begin

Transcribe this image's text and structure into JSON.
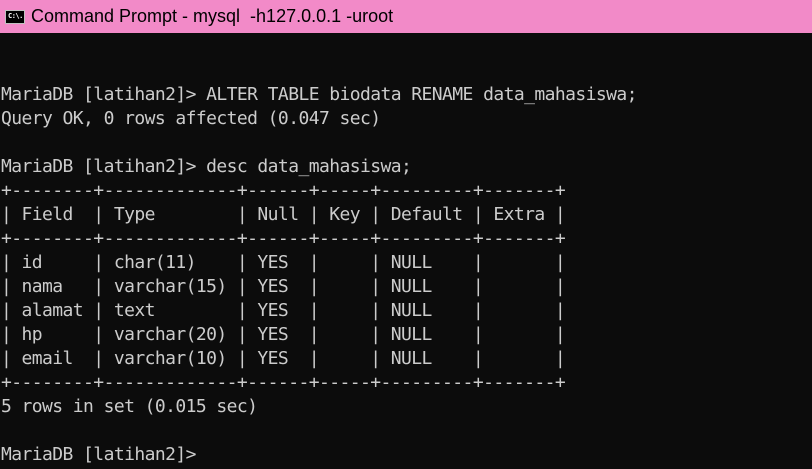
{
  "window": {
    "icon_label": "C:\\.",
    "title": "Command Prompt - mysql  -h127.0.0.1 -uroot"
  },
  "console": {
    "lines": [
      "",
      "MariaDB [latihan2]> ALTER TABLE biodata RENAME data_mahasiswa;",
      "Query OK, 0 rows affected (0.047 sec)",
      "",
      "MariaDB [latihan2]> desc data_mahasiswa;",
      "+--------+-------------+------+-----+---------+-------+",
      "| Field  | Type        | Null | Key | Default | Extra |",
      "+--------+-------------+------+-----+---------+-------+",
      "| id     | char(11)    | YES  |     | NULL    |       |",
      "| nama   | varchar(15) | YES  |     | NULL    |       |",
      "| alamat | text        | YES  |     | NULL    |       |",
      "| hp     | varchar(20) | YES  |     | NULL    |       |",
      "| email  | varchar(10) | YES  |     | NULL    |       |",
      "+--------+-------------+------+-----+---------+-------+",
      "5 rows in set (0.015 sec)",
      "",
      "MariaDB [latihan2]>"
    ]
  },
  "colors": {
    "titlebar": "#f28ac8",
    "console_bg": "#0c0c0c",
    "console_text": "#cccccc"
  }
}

end
begin

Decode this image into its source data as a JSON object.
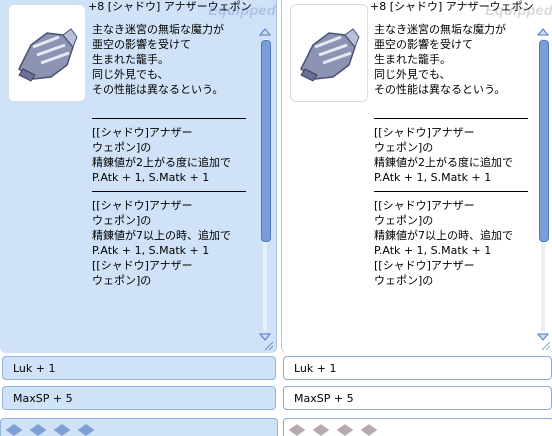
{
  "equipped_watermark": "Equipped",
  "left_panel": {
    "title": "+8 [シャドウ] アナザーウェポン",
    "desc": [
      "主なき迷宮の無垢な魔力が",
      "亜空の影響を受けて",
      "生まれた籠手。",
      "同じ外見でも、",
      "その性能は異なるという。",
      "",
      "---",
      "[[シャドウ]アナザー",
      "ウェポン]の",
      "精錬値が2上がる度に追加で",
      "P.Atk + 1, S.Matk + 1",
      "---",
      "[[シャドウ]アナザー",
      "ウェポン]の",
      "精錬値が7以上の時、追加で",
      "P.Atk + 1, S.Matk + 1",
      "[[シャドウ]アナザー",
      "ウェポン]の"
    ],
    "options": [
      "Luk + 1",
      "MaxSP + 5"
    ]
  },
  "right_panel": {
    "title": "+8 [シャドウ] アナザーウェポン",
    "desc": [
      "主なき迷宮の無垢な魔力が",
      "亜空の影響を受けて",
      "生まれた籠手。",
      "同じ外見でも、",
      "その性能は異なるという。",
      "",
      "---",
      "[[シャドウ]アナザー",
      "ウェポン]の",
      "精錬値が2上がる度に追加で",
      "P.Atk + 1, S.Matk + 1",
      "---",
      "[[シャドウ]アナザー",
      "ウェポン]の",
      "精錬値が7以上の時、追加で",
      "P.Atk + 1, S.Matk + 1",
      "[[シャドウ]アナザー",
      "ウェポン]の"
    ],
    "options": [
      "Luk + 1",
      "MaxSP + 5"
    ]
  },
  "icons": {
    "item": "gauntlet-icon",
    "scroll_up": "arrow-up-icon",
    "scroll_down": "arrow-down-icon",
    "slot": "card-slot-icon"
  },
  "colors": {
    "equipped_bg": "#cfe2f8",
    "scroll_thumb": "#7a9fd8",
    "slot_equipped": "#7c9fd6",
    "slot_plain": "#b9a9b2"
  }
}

end
begin

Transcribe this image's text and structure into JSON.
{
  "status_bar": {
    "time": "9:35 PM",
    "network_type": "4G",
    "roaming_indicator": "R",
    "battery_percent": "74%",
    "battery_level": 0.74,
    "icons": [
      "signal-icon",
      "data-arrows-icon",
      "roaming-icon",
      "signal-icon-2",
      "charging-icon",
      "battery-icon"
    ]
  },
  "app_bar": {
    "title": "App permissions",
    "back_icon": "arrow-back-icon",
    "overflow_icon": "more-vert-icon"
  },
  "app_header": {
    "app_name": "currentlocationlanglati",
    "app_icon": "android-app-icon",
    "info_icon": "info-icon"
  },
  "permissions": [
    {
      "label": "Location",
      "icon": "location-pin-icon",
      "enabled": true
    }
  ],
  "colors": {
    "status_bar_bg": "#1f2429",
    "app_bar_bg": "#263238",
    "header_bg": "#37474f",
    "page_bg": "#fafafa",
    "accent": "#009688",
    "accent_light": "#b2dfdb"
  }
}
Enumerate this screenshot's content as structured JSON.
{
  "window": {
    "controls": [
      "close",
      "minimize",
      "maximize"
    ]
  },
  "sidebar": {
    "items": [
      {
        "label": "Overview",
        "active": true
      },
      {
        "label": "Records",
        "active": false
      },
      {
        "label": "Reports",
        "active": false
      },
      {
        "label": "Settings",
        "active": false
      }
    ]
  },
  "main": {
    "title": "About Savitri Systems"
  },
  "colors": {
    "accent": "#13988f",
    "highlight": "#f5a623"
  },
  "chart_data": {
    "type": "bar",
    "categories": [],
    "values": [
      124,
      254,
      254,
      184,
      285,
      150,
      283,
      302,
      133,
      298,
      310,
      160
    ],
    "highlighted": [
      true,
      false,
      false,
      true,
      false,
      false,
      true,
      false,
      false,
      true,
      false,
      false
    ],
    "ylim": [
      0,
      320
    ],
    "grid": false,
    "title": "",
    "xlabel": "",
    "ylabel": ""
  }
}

end

Request:
Using the records above, list each line that includes "varchar".

Task solution:
      "| nama   | varchar(15) | YES  |     | NULL    |       |",
      "| hp     | varchar(20) | YES  |     | NULL    |       |",
      "| email  | varchar(10) | YES  |     | NULL    |       |",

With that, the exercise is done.